What number of lines in the material contain the word "List"? Give that number alone.

Dataset records:
==========
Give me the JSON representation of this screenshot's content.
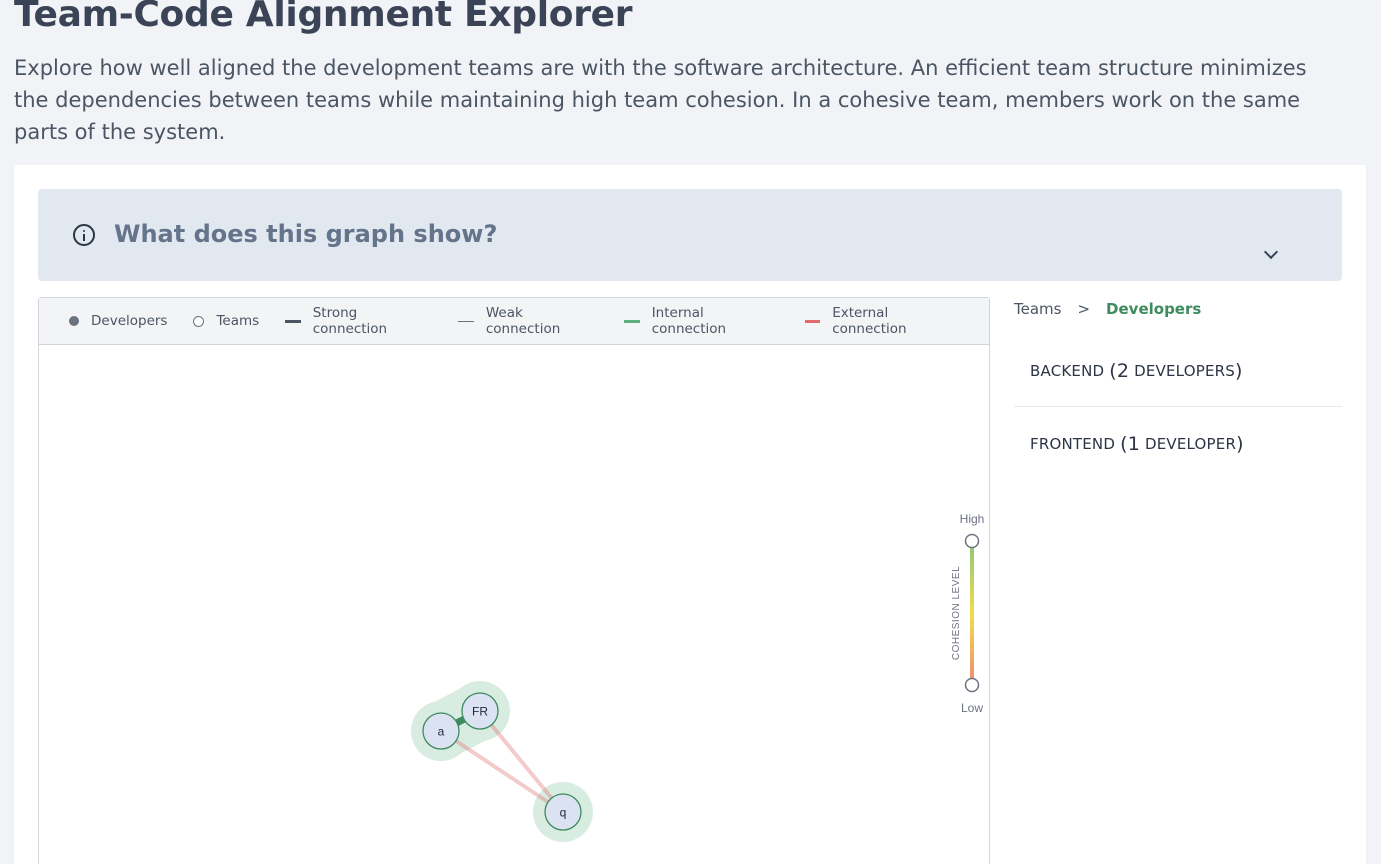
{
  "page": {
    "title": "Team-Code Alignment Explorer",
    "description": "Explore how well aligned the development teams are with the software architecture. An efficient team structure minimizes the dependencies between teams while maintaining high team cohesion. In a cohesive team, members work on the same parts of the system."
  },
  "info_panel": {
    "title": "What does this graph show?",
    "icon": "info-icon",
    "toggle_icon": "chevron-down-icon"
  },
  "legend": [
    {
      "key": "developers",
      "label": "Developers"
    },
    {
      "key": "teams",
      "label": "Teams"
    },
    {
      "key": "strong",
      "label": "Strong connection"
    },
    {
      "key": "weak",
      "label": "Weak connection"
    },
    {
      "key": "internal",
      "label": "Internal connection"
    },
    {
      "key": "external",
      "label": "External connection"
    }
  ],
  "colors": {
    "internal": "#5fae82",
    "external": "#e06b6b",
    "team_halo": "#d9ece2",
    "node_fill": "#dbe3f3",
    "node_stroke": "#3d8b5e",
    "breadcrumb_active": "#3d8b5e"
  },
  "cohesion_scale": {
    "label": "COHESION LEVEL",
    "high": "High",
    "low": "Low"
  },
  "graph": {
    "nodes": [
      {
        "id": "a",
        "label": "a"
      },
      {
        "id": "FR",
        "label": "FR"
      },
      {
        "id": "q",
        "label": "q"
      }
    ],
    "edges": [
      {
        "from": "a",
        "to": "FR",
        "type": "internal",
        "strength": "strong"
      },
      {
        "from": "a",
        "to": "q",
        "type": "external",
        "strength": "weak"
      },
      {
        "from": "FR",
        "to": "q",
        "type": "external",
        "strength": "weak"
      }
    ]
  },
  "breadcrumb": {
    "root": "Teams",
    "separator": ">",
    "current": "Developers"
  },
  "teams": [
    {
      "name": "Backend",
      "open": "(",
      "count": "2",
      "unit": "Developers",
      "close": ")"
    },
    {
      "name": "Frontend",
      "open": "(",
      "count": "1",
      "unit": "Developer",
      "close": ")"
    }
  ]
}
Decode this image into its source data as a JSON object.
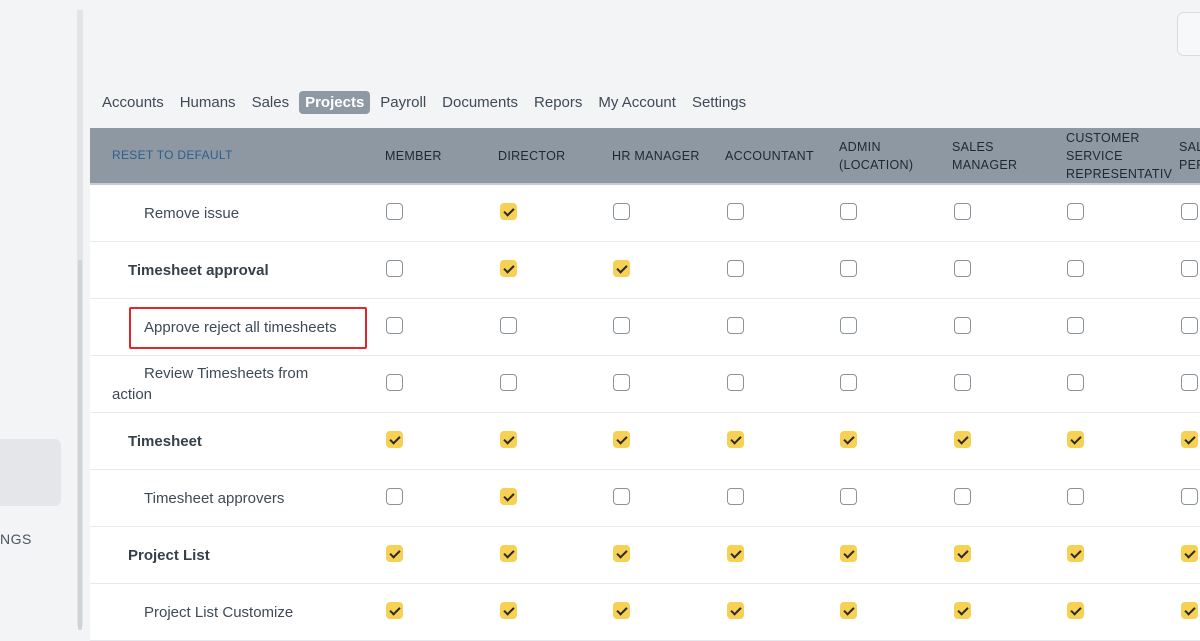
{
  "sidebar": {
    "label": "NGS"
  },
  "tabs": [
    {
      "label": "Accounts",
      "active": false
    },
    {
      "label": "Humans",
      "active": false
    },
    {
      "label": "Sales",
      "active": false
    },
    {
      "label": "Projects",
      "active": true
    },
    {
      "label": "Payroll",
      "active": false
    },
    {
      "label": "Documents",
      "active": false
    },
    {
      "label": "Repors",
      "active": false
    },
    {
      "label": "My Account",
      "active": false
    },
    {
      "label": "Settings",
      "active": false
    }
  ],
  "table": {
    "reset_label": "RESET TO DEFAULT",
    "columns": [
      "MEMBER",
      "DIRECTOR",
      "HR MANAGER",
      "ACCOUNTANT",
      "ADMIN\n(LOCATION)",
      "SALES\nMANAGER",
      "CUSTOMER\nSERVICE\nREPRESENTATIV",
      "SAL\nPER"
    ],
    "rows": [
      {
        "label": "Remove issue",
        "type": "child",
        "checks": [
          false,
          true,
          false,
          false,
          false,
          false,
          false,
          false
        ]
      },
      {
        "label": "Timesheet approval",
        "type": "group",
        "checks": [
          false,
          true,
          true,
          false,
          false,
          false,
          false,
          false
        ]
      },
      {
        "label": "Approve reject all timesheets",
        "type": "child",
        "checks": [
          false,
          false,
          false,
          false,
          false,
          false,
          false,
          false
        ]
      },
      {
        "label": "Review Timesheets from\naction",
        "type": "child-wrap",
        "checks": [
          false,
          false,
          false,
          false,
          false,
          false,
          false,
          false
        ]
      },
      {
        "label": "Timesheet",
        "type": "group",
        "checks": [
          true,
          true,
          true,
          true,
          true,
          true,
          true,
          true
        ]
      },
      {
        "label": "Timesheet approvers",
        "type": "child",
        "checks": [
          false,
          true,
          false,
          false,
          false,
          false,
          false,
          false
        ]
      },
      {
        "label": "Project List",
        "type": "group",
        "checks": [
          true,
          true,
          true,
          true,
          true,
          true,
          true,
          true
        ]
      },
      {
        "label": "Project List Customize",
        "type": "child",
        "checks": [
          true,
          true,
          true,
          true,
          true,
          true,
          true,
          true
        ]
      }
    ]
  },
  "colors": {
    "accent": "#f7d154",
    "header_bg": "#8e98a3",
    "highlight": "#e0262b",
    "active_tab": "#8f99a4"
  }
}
==========
**Correct output:** 2